Data entries
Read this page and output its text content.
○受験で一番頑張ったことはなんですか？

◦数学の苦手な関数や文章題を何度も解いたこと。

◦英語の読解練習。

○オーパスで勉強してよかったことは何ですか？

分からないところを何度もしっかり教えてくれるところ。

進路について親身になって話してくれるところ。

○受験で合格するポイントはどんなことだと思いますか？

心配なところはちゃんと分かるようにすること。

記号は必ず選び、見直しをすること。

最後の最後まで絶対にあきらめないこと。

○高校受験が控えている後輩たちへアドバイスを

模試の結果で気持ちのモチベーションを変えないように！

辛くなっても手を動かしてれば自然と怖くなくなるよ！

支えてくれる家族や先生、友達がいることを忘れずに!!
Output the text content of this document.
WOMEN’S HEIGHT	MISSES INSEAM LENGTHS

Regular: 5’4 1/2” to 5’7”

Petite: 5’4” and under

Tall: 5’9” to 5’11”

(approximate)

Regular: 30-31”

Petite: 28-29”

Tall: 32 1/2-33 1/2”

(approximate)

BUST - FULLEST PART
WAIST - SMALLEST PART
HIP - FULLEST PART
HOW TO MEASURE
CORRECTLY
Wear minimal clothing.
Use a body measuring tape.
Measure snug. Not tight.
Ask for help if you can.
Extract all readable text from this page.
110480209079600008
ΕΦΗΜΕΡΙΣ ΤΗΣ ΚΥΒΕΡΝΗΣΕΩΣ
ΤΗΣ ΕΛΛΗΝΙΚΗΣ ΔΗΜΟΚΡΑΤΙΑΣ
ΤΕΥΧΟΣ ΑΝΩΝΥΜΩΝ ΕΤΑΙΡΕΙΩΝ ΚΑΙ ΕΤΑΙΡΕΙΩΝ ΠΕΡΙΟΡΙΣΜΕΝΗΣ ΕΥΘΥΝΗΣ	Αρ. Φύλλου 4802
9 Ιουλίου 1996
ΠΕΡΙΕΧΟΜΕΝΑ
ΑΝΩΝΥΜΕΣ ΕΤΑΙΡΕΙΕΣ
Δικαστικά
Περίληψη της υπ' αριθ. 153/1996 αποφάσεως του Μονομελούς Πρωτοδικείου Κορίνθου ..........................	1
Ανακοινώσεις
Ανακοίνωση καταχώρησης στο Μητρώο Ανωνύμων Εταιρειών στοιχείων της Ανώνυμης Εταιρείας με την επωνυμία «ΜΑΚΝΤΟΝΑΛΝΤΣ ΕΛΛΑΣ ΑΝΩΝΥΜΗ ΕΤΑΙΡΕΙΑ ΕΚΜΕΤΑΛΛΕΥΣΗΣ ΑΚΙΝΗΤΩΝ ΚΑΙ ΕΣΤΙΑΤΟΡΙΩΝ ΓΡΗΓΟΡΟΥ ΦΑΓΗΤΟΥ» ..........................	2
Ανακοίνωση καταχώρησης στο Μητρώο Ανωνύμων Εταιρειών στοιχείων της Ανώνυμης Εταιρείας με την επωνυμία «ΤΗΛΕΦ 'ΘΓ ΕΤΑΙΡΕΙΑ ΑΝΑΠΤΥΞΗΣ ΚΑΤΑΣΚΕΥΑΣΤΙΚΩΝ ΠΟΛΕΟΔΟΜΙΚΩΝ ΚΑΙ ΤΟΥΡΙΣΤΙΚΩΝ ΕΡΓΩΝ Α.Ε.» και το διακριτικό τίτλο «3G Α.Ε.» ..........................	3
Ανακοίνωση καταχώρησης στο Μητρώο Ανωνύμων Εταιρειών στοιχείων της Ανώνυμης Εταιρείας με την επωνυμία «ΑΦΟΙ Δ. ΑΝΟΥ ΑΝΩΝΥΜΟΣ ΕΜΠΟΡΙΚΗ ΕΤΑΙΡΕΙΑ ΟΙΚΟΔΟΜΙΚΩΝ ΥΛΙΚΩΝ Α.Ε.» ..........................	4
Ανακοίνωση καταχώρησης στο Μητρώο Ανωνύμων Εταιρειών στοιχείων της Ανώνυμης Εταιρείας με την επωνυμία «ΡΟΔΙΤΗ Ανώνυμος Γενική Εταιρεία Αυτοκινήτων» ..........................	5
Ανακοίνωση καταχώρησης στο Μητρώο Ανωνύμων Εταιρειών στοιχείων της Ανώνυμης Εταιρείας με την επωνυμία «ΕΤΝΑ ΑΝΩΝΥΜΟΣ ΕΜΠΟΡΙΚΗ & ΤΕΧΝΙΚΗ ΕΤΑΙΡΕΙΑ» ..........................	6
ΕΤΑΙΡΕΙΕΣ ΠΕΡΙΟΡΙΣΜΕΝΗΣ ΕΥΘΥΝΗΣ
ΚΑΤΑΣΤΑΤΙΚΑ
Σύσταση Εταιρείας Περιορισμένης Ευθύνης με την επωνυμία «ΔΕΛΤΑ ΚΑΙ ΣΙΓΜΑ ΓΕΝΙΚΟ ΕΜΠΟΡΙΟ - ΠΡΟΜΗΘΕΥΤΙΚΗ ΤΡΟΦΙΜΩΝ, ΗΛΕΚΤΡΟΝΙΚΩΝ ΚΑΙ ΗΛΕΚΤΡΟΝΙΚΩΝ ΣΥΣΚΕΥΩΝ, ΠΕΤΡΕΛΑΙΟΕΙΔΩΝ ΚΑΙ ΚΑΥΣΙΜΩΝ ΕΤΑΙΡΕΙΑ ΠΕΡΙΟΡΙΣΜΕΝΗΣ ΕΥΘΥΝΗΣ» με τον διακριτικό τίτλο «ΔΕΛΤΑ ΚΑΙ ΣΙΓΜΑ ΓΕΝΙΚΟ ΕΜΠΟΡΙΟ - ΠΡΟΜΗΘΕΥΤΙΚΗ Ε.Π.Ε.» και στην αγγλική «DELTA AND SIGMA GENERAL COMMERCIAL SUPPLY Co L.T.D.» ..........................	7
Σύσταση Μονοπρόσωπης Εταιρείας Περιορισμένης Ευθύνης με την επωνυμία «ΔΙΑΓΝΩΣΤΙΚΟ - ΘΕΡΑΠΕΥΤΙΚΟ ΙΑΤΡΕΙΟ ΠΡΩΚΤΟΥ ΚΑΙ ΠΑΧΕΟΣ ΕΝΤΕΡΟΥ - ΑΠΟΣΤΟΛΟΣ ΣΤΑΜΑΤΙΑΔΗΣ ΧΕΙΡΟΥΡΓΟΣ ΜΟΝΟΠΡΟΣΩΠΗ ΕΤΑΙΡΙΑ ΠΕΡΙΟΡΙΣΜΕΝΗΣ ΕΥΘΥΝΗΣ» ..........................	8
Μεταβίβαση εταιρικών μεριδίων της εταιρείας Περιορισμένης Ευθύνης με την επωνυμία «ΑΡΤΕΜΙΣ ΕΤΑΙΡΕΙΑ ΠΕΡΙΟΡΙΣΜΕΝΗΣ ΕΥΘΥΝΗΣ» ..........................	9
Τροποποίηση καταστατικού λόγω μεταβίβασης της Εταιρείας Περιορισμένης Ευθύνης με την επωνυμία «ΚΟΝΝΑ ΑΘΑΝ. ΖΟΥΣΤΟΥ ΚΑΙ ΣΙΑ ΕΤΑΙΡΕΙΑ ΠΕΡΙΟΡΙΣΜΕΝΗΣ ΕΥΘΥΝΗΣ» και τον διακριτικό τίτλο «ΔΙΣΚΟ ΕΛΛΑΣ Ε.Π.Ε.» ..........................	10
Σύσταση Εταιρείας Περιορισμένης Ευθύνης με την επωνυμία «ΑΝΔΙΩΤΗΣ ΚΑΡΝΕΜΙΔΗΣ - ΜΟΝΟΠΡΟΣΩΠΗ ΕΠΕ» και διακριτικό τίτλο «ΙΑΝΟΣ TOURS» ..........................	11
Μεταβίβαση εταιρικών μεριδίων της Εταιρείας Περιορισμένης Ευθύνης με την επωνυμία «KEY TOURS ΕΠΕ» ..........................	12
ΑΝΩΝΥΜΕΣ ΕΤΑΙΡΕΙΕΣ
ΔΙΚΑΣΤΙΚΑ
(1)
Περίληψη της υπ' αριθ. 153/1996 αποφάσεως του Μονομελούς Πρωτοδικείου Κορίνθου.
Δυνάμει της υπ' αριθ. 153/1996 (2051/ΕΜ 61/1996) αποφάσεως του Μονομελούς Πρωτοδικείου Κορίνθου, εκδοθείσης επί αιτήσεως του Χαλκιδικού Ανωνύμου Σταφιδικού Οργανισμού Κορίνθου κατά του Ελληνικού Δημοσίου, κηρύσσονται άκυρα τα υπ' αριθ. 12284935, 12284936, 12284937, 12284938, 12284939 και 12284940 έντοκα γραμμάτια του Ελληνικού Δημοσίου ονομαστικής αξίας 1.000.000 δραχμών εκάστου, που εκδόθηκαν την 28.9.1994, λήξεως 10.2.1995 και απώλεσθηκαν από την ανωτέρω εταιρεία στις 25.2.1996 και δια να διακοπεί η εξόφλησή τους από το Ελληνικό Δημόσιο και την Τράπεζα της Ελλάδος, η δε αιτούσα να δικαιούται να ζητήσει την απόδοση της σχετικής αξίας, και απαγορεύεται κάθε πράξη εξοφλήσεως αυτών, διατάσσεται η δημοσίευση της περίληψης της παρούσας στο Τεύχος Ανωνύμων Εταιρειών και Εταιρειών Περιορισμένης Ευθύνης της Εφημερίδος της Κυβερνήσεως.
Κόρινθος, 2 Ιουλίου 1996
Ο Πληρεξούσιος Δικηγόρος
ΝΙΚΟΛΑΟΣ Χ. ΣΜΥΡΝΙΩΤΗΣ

#### Do this:
Filter the records above and return every line that holds the word "ΑΝΩΝΥΜΟΣ".

#### Solved problem:
Ανακοίνωση καταχώρησης στο Μητρώο Ανωνύμων Εταιρειών στοιχείων της Ανώνυμης Εταιρείας με την επωνυμία «ΑΦΟΙ Δ. ΑΝΟΥ ΑΝΩΝΥΜΟΣ ΕΜΠΟΡΙΚΗ ΕΤΑΙΡΕΙΑ ΟΙΚΟΔΟΜΙΚΩΝ ΥΛΙΚΩΝ Α.Ε.» ..........................	4
Ανακοίνωση καταχώρησης στο Μητρώο Ανωνύμων Εταιρειών στοιχείων της Ανώνυμης Εταιρείας με την επωνυμία «ΕΤΝΑ ΑΝΩΝΥΜΟΣ ΕΜΠΟΡΙΚΗ & ΤΕΧΝΙΚΗ ΕΤΑΙΡΕΙΑ» ..........................	6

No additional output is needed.